Lines holding the string "this" are the ones to copy; find them all in the data.

[Dataset records]
◇ ◇ ◇

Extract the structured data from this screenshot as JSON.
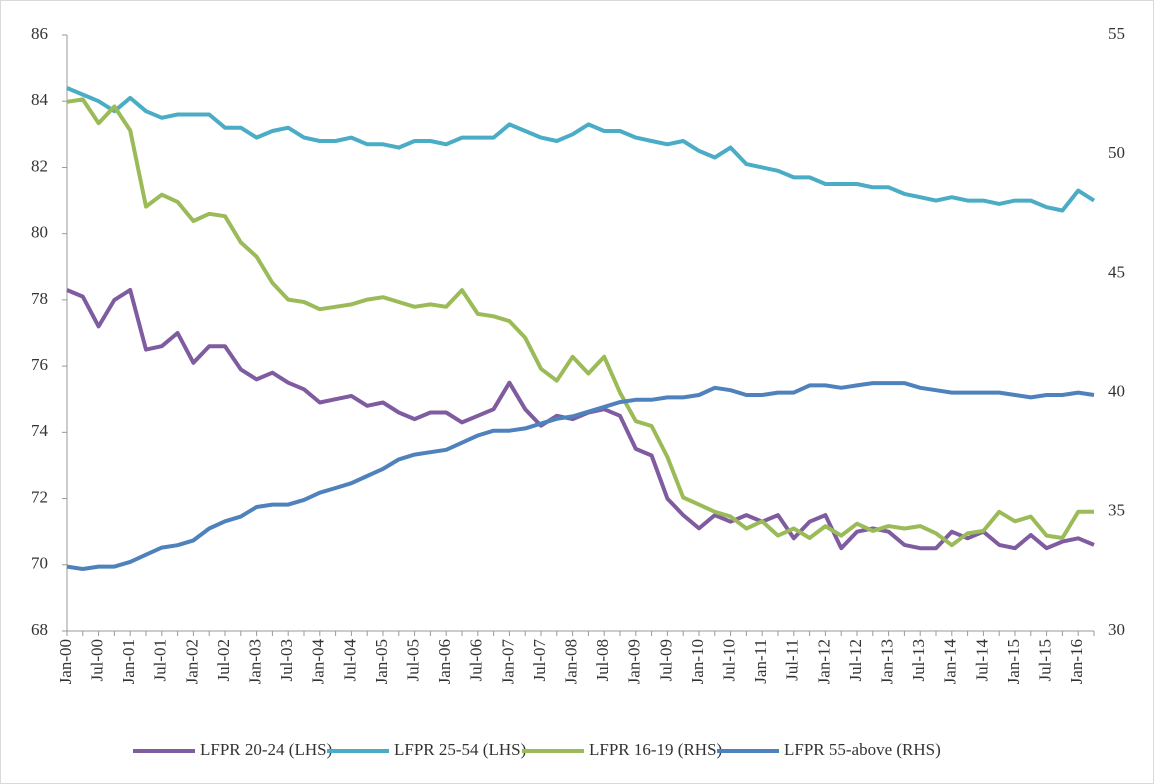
{
  "chart_data": {
    "type": "line",
    "categories": [
      "Jan-00",
      null,
      "Jul-00",
      null,
      "Jan-01",
      null,
      "Jul-01",
      null,
      "Jan-02",
      null,
      "Jul-02",
      null,
      "Jan-03",
      null,
      "Jul-03",
      null,
      "Jan-04",
      null,
      "Jul-04",
      null,
      "Jan-05",
      null,
      "Jul-05",
      null,
      "Jan-06",
      null,
      "Jul-06",
      null,
      "Jan-07",
      null,
      "Jul-07",
      null,
      "Jan-08",
      null,
      "Jul-08",
      null,
      "Jan-09",
      null,
      "Jul-09",
      null,
      "Jan-10",
      null,
      "Jul-10",
      null,
      "Jan-11",
      null,
      "Jul-11",
      null,
      "Jan-12",
      null,
      "Jul-12",
      null,
      "Jan-13",
      null,
      "Jul-13",
      null,
      "Jan-14",
      null,
      "Jul-14",
      null,
      "Jan-15",
      null,
      "Jul-15",
      null,
      "Jan-16",
      null
    ],
    "series": [
      {
        "name": "LFPR 20-24 (LHS)",
        "color": "#7f5ba0",
        "values": [
          78.3,
          78.1,
          77.2,
          78.0,
          78.3,
          76.5,
          76.6,
          77.0,
          76.1,
          76.6,
          76.6,
          75.9,
          75.6,
          75.8,
          75.5,
          75.3,
          74.9,
          75.0,
          75.1,
          74.8,
          74.9,
          74.6,
          74.4,
          74.6,
          74.6,
          74.3,
          74.5,
          74.7,
          75.5,
          74.7,
          74.2,
          74.5,
          74.4,
          74.6,
          74.7,
          74.5,
          73.5,
          73.3,
          72.0,
          71.5,
          71.1,
          71.5,
          71.3,
          71.5,
          71.3,
          71.5,
          70.8,
          71.3,
          71.5,
          70.5,
          71.0,
          71.1,
          71.0,
          70.6,
          70.5,
          70.5,
          71.0,
          70.8,
          71.0,
          70.6,
          70.5,
          70.9,
          70.5,
          70.7,
          70.8,
          70.6
        ]
      },
      {
        "name": "LFPR 25-54 (LHS)",
        "color": "#4bacc6",
        "values": [
          84.4,
          84.2,
          84.0,
          83.7,
          84.1,
          83.7,
          83.5,
          83.6,
          83.6,
          83.6,
          83.2,
          83.2,
          82.9,
          83.1,
          83.2,
          82.9,
          82.8,
          82.8,
          82.9,
          82.7,
          82.7,
          82.6,
          82.8,
          82.8,
          82.7,
          82.9,
          82.9,
          82.9,
          83.3,
          83.1,
          82.9,
          82.8,
          83.0,
          83.3,
          83.1,
          83.1,
          82.9,
          82.8,
          82.7,
          82.8,
          82.5,
          82.3,
          82.6,
          82.1,
          82.0,
          81.9,
          81.7,
          81.7,
          81.5,
          81.5,
          81.5,
          81.4,
          81.4,
          81.2,
          81.1,
          81.0,
          81.1,
          81.0,
          81.0,
          80.9,
          81.0,
          81.0,
          80.8,
          80.7,
          81.3,
          81.0
        ]
      },
      {
        "name": "LFPR 16-19 (RHS)",
        "color": "#9bbb59",
        "axis": "y2",
        "values": [
          52.2,
          52.3,
          51.3,
          52.0,
          51.0,
          47.8,
          48.3,
          48.0,
          47.2,
          47.5,
          47.4,
          46.3,
          45.7,
          44.6,
          43.9,
          43.8,
          43.5,
          43.6,
          43.7,
          43.9,
          44.0,
          43.8,
          43.6,
          43.7,
          43.6,
          44.3,
          43.3,
          43.2,
          43.0,
          42.3,
          41.0,
          40.5,
          41.5,
          40.8,
          41.5,
          40.0,
          38.8,
          38.6,
          37.3,
          35.6,
          35.3,
          35.0,
          34.8,
          34.3,
          34.6,
          34.0,
          34.3,
          33.9,
          34.4,
          34.0,
          34.5,
          34.2,
          34.4,
          34.3,
          34.4,
          34.1,
          33.6,
          34.1,
          34.2,
          35.0,
          34.6,
          34.8,
          34.0,
          33.9,
          35.0,
          35.0
        ]
      },
      {
        "name": "LFPR 55-above (RHS)",
        "color": "#4f81bd",
        "axis": "y2",
        "values": [
          32.7,
          32.6,
          32.7,
          32.7,
          32.9,
          33.2,
          33.5,
          33.6,
          33.8,
          34.3,
          34.6,
          34.8,
          35.2,
          35.3,
          35.3,
          35.5,
          35.8,
          36.0,
          36.2,
          36.5,
          36.8,
          37.2,
          37.4,
          37.5,
          37.6,
          37.9,
          38.2,
          38.4,
          38.4,
          38.5,
          38.7,
          38.9,
          39.0,
          39.2,
          39.4,
          39.6,
          39.7,
          39.7,
          39.8,
          39.8,
          39.9,
          40.2,
          40.1,
          39.9,
          39.9,
          40.0,
          40.0,
          40.3,
          40.3,
          40.2,
          40.3,
          40.4,
          40.4,
          40.4,
          40.2,
          40.1,
          40.0,
          40.0,
          40.0,
          40.0,
          39.9,
          39.8,
          39.9,
          39.9,
          40.0,
          39.9
        ]
      }
    ],
    "ylim": [
      68,
      86
    ],
    "yticks": [
      68,
      70,
      72,
      74,
      76,
      78,
      80,
      82,
      84,
      86
    ],
    "y2lim": [
      30,
      55
    ],
    "y2ticks": [
      30,
      35,
      40,
      45,
      50,
      55
    ],
    "grid": false,
    "legend": "bottom"
  }
}
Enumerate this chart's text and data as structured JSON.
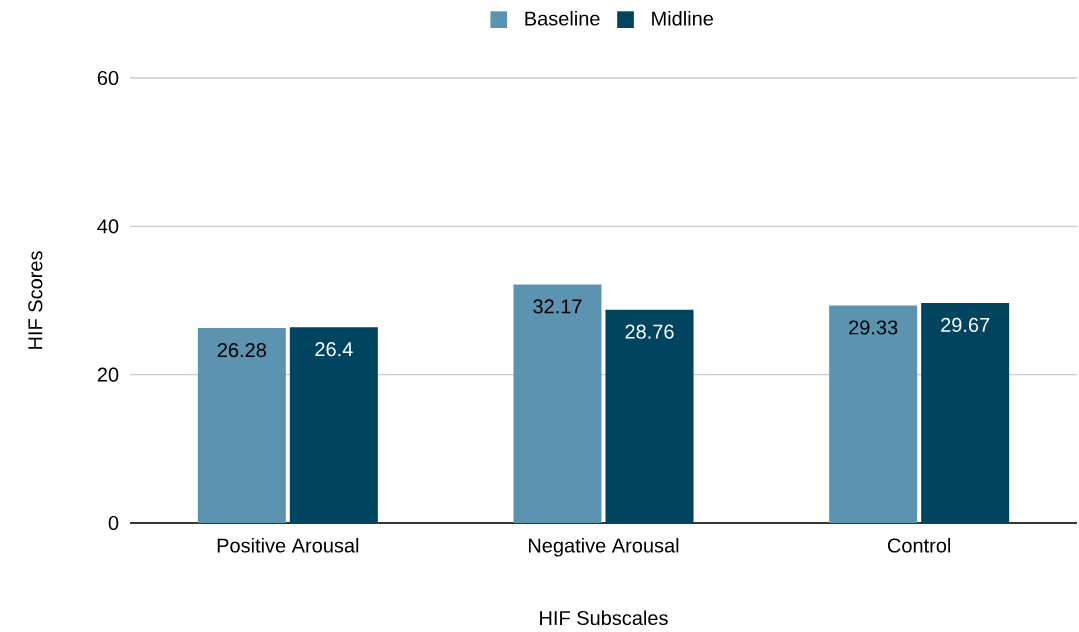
{
  "chart_data": {
    "type": "bar",
    "xlabel": "HIF Subscales",
    "ylabel": "HIF Scores",
    "categories": [
      "Positive Arousal",
      "Negative Arousal",
      "Control"
    ],
    "series": [
      {
        "name": "Baseline",
        "color": "#5b93b0",
        "values": [
          26.28,
          32.17,
          29.33
        ]
      },
      {
        "name": "Midline",
        "color": "#01445f",
        "values": [
          26.4,
          28.76,
          29.67
        ]
      }
    ],
    "ylim": [
      0,
      60
    ],
    "yticks": [
      0,
      20,
      40,
      60
    ],
    "grid": "y",
    "legend": "top",
    "data_labels": true
  }
}
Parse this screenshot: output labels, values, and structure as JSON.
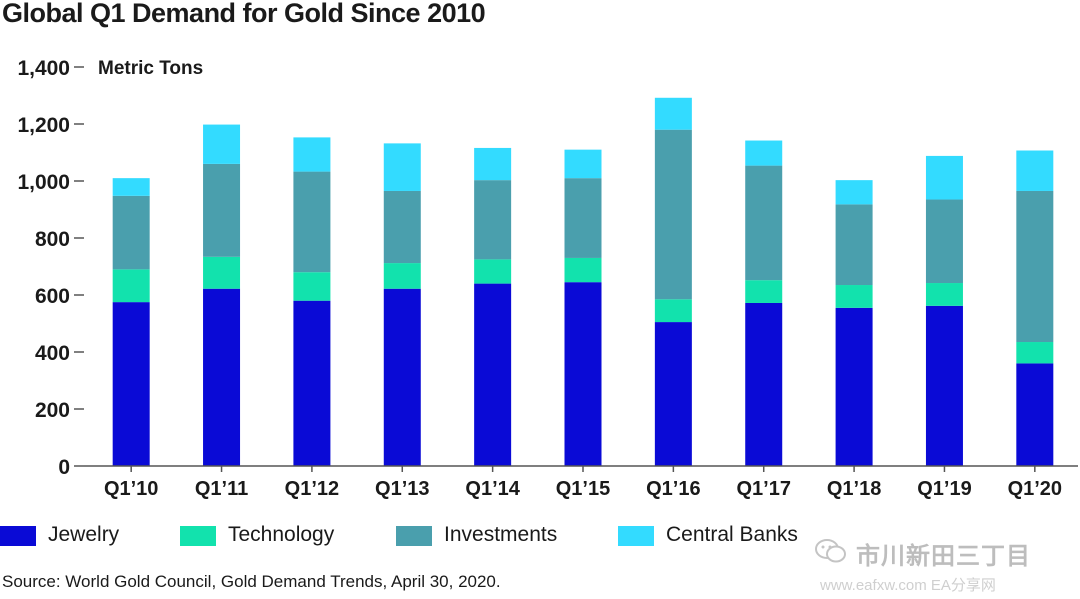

◇ ◇ ◇

Response -
Extract the structured data from this screenshot as JSON.
Enumerate this chart's text and data as structured JSON.
Parse this screenshot: output labels, values, and structure as JSON.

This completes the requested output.